| Direction |
Extract every line from the records below that contains the word "legend".

| Provided material |
☆ ☆ ☆ ☆ ☆
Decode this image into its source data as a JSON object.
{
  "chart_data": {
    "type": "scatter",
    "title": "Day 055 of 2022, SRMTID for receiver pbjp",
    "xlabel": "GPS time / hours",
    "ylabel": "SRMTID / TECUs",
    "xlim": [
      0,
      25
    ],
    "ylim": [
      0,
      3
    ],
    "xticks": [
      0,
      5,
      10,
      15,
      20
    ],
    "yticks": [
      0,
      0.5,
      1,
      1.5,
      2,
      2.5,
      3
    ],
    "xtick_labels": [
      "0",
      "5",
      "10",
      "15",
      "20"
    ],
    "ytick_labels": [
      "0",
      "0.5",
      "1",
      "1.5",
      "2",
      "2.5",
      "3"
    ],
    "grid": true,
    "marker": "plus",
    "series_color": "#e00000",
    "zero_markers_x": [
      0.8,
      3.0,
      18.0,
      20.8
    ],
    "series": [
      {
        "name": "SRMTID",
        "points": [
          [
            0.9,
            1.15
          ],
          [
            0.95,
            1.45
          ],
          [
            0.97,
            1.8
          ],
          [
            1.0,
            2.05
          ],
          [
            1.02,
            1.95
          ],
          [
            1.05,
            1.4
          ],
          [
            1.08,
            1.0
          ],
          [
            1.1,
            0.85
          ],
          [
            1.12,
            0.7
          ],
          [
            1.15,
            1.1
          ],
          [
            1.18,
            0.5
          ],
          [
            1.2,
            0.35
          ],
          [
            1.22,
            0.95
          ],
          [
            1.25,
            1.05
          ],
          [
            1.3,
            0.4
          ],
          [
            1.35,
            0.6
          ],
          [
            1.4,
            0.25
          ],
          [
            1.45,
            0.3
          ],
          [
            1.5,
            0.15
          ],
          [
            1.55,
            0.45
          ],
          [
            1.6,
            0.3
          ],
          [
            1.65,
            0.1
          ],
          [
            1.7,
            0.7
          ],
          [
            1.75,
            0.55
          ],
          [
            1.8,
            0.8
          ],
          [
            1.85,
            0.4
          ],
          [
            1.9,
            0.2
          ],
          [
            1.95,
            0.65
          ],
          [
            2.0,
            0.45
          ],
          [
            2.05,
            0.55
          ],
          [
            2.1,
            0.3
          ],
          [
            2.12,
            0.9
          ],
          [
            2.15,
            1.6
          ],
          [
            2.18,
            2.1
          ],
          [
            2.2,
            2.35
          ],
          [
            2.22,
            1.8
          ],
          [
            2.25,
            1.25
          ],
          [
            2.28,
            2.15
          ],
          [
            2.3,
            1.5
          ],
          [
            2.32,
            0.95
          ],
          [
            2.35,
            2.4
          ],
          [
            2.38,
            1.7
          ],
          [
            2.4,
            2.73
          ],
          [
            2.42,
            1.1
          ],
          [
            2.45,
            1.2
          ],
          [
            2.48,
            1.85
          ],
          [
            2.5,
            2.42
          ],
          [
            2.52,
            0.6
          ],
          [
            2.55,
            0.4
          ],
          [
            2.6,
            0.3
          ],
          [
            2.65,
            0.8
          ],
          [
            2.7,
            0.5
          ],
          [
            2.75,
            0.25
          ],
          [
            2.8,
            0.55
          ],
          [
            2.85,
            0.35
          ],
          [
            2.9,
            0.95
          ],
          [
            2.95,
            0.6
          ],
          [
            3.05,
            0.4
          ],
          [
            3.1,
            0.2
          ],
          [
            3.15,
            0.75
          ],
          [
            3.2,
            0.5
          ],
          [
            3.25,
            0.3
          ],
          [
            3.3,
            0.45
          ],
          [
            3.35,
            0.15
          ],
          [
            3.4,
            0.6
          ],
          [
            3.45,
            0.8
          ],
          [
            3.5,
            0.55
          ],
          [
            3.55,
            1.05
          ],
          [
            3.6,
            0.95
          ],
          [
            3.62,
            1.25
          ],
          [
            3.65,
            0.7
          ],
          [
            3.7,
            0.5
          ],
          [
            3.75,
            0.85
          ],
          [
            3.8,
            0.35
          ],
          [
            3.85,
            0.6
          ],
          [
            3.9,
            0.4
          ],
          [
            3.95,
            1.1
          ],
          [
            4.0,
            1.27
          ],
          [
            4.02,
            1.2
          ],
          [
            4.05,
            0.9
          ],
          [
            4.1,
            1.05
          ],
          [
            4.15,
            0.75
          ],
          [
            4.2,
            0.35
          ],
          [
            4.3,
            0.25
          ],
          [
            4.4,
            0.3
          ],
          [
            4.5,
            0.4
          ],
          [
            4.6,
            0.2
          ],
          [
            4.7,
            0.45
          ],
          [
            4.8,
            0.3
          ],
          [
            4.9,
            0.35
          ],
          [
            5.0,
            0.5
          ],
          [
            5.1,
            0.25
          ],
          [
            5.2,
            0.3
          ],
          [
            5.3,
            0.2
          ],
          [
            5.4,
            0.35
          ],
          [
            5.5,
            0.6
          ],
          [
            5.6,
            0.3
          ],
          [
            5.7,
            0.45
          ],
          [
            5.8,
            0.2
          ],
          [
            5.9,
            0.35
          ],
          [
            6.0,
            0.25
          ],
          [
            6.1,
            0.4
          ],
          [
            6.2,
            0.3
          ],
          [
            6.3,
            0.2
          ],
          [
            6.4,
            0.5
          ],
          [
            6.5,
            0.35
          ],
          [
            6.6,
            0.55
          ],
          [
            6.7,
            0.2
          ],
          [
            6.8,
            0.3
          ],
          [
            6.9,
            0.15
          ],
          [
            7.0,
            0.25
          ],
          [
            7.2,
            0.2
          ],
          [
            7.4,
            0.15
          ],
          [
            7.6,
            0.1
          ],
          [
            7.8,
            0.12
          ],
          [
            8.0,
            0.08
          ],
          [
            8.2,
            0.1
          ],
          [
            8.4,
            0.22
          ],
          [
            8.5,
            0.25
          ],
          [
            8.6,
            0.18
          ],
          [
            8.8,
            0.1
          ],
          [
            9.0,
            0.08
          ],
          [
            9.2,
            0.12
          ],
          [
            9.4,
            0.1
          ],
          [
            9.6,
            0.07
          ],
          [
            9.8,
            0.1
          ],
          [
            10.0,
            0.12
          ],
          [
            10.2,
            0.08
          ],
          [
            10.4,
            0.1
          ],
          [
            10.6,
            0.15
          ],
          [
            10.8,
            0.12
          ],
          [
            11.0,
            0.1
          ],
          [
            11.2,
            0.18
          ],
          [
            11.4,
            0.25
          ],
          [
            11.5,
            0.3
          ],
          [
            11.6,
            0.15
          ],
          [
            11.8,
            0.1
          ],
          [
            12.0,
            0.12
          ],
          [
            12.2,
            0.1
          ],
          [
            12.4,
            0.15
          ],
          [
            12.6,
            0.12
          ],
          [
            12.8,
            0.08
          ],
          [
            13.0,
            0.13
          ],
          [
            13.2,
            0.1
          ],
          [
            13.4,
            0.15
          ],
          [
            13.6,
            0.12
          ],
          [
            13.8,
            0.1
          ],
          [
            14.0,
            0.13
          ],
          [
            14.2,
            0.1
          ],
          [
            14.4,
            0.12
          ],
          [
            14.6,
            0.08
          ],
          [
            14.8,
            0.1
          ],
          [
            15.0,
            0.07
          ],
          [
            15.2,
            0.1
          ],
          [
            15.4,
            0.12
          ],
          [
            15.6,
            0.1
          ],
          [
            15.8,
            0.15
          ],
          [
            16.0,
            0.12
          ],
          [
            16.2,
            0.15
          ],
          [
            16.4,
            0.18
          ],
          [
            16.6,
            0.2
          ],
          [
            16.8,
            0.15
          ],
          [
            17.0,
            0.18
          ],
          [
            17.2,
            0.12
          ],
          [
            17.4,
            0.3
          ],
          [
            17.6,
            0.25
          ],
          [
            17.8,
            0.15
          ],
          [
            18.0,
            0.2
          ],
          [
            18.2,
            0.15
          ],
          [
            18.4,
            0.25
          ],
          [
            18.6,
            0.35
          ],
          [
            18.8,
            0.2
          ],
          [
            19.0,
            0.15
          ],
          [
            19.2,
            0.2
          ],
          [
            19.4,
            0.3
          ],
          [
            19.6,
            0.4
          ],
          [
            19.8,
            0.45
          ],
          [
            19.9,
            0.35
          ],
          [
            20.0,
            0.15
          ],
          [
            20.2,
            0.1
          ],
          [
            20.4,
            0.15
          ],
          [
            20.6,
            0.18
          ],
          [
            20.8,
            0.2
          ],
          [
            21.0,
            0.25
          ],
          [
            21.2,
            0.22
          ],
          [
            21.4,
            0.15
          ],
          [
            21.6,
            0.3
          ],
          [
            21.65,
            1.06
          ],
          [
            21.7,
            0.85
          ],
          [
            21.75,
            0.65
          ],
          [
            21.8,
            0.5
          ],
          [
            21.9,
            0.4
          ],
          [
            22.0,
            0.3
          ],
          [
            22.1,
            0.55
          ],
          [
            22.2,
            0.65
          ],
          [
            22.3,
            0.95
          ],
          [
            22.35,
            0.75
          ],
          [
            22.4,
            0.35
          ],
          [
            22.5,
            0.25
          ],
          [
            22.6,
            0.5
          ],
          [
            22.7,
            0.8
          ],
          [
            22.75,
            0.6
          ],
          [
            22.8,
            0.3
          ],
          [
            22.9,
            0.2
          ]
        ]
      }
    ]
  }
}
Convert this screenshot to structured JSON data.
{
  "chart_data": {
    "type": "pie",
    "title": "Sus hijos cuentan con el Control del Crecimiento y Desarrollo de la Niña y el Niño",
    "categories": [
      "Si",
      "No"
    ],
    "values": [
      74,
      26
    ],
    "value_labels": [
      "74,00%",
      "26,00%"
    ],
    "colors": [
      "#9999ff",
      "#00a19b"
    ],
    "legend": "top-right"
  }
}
☆ ☆ ☆ ☆ ☆
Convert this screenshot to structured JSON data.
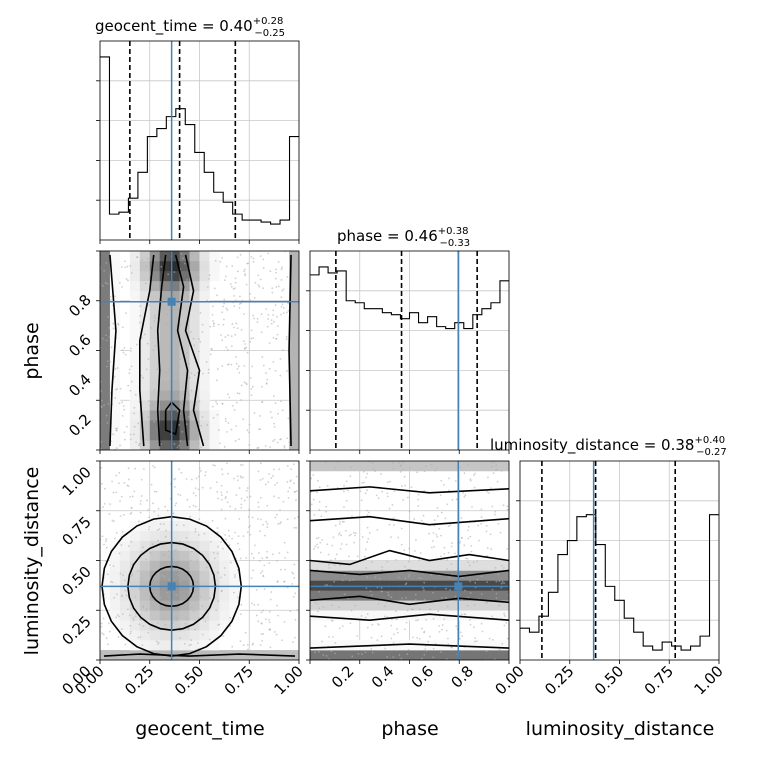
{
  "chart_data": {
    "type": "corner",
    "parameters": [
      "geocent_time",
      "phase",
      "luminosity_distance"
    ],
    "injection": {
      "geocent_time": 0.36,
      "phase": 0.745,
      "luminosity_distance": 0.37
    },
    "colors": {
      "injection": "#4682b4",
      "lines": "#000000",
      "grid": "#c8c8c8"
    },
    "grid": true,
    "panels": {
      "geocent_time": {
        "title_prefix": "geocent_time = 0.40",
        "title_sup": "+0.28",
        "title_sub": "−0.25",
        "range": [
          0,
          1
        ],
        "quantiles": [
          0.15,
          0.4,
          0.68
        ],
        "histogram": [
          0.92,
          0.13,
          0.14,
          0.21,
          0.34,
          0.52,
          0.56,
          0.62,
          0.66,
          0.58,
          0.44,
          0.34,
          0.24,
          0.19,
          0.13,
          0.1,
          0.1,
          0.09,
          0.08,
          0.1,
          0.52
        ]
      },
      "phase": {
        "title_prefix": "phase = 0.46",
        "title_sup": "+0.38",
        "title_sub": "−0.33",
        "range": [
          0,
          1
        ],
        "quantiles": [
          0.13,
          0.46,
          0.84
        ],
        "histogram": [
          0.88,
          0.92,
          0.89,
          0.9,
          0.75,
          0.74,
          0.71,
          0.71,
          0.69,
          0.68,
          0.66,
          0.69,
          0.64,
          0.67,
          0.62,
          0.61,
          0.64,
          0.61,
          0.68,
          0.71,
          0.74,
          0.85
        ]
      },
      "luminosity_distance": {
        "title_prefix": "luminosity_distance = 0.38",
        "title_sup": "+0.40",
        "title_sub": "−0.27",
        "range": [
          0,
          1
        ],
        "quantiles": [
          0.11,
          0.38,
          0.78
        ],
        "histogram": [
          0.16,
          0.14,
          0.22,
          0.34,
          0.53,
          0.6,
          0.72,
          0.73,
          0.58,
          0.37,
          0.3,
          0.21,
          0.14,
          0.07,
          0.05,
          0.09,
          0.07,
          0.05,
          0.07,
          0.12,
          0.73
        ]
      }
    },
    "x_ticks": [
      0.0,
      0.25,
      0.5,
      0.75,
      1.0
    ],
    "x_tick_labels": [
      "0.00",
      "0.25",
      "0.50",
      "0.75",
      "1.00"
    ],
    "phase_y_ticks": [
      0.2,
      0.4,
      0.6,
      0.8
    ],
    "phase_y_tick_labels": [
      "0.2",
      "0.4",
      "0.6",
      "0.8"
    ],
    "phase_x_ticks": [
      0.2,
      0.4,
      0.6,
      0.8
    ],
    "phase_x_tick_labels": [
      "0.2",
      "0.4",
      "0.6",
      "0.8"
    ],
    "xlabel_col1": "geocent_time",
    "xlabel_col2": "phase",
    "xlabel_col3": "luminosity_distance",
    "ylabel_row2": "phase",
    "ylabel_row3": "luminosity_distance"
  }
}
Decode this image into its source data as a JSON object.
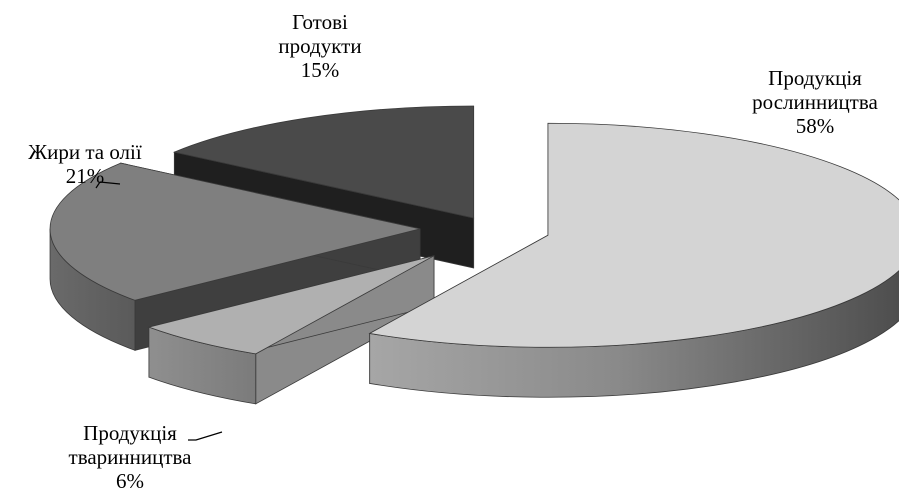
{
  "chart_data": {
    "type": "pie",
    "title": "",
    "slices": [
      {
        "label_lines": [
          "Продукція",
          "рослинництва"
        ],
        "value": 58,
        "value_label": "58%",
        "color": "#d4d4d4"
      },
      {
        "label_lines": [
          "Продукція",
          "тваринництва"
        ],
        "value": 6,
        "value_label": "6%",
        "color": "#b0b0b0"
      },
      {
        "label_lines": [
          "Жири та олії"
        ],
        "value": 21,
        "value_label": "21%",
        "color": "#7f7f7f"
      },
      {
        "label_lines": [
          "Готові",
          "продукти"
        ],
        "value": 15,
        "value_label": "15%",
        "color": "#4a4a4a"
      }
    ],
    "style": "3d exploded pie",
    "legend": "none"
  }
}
☆ ☆ ☆ ☆ ☆
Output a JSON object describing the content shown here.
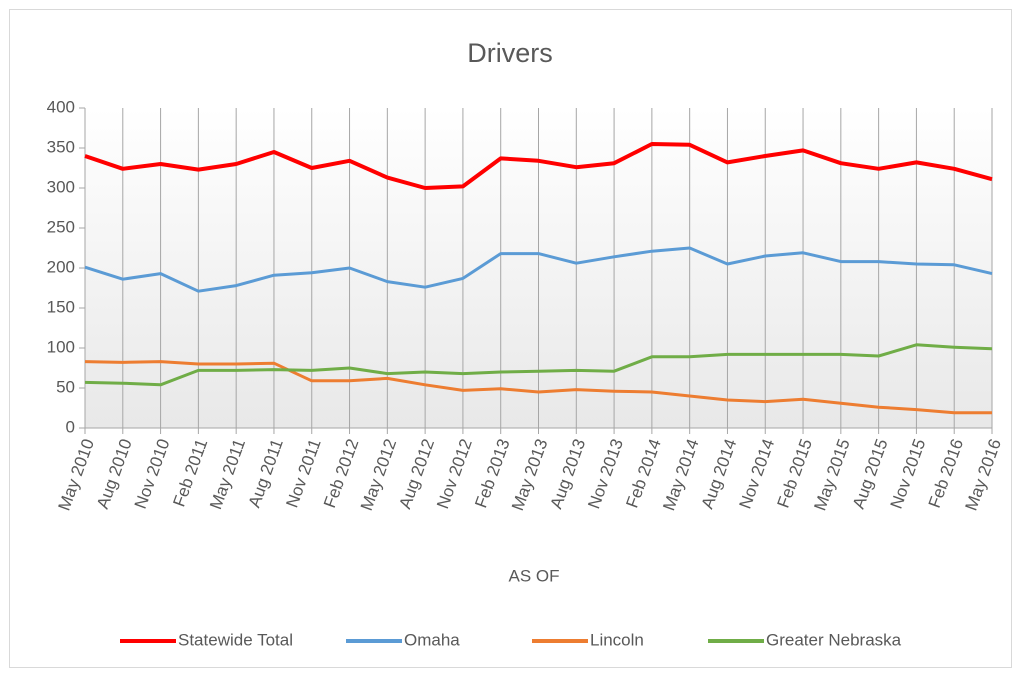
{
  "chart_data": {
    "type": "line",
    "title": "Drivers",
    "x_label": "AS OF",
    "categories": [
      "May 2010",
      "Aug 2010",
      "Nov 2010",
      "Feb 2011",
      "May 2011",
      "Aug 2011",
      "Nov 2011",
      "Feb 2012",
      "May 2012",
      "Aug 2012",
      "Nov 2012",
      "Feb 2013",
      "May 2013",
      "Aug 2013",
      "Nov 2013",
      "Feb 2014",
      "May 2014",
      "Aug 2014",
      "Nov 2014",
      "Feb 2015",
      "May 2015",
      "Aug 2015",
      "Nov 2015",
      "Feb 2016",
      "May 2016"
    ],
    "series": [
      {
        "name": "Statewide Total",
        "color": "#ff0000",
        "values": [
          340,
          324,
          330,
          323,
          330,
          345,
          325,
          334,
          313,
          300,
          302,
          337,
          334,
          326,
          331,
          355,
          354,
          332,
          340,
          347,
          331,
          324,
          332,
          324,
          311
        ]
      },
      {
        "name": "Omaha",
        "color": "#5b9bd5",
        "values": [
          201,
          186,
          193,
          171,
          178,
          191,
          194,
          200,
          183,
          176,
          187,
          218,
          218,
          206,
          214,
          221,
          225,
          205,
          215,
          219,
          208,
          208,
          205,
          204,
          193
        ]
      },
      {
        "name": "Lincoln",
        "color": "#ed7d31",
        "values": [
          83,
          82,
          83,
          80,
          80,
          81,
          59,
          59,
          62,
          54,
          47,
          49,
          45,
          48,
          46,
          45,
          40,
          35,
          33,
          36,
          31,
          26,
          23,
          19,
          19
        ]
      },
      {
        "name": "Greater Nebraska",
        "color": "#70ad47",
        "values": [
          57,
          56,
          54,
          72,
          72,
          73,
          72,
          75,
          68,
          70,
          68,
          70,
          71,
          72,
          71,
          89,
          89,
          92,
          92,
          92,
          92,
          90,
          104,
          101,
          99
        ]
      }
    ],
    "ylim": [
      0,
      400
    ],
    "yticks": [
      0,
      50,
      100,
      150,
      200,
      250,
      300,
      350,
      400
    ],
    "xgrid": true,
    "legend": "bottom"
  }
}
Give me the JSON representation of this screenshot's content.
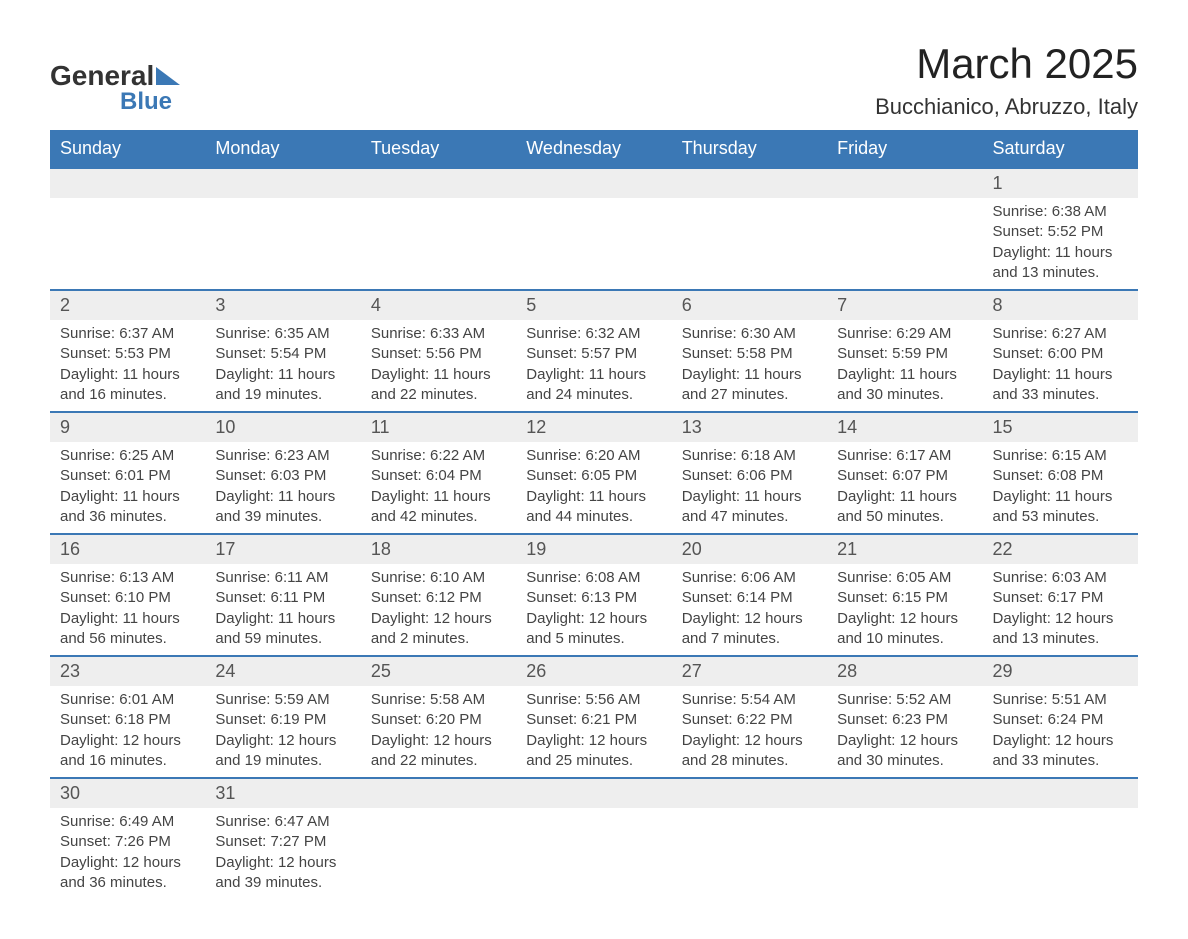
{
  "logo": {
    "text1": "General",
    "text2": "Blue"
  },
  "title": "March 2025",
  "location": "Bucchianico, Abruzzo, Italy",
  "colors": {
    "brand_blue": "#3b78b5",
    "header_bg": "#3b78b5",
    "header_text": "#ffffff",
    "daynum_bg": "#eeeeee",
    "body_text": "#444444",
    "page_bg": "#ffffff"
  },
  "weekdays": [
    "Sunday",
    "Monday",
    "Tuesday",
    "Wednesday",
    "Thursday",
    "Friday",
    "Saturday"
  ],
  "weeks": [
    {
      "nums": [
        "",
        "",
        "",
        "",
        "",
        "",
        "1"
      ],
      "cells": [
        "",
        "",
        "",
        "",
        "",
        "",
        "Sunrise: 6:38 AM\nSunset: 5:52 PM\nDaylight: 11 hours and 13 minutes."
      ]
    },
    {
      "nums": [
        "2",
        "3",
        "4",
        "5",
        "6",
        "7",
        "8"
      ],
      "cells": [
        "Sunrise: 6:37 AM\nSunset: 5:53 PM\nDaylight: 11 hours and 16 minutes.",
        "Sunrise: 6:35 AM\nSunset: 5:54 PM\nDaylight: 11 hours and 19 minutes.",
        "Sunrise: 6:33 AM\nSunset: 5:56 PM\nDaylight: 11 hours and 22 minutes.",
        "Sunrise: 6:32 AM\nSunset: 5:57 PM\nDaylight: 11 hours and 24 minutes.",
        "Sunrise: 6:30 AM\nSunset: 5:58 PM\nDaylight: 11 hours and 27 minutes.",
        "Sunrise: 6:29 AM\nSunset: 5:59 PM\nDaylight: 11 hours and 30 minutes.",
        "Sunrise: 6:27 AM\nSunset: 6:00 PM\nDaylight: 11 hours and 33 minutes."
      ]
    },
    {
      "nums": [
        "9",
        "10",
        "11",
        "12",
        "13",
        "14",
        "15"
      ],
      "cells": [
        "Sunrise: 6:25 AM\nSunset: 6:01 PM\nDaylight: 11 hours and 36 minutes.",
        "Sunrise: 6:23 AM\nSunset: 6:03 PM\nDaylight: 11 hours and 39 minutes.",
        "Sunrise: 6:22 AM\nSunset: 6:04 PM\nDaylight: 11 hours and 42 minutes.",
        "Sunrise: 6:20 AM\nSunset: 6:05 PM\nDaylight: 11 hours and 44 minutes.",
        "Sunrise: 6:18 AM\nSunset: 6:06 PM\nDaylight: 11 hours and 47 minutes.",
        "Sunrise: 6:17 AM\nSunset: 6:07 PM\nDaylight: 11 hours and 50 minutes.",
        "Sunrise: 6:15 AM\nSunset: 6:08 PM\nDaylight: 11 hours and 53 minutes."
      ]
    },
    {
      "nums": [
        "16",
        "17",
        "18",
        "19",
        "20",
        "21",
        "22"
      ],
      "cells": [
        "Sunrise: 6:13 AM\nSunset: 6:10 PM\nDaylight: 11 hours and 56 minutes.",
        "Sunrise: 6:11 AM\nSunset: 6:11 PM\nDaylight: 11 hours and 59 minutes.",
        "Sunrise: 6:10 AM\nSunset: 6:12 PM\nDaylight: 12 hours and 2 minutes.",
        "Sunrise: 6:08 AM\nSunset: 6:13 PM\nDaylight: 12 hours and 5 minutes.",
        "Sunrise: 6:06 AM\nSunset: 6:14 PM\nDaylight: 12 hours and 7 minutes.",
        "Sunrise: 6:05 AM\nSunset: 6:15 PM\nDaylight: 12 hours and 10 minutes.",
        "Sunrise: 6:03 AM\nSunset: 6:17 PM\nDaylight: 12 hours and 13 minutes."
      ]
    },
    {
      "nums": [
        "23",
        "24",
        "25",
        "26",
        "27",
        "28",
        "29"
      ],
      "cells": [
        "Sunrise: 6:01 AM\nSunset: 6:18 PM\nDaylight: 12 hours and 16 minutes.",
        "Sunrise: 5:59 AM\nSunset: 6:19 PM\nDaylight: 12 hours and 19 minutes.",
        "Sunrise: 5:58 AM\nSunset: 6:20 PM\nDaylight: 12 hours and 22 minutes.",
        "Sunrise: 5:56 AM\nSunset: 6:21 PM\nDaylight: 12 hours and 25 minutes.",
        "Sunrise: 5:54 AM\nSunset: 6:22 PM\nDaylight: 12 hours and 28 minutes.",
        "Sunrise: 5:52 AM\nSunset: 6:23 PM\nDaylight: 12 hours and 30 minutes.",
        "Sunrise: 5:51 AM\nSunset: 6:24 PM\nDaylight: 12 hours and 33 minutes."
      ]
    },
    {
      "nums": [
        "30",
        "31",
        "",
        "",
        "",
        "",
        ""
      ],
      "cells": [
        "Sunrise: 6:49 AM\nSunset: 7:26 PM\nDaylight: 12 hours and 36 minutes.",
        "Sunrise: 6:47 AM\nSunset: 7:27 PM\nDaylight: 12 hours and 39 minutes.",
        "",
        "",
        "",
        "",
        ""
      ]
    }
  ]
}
☆ ☆ ☆ ☆ ☆
| Written answer |
    "legend": "top-right"
    "legend": "none"
    "legend": "bottom"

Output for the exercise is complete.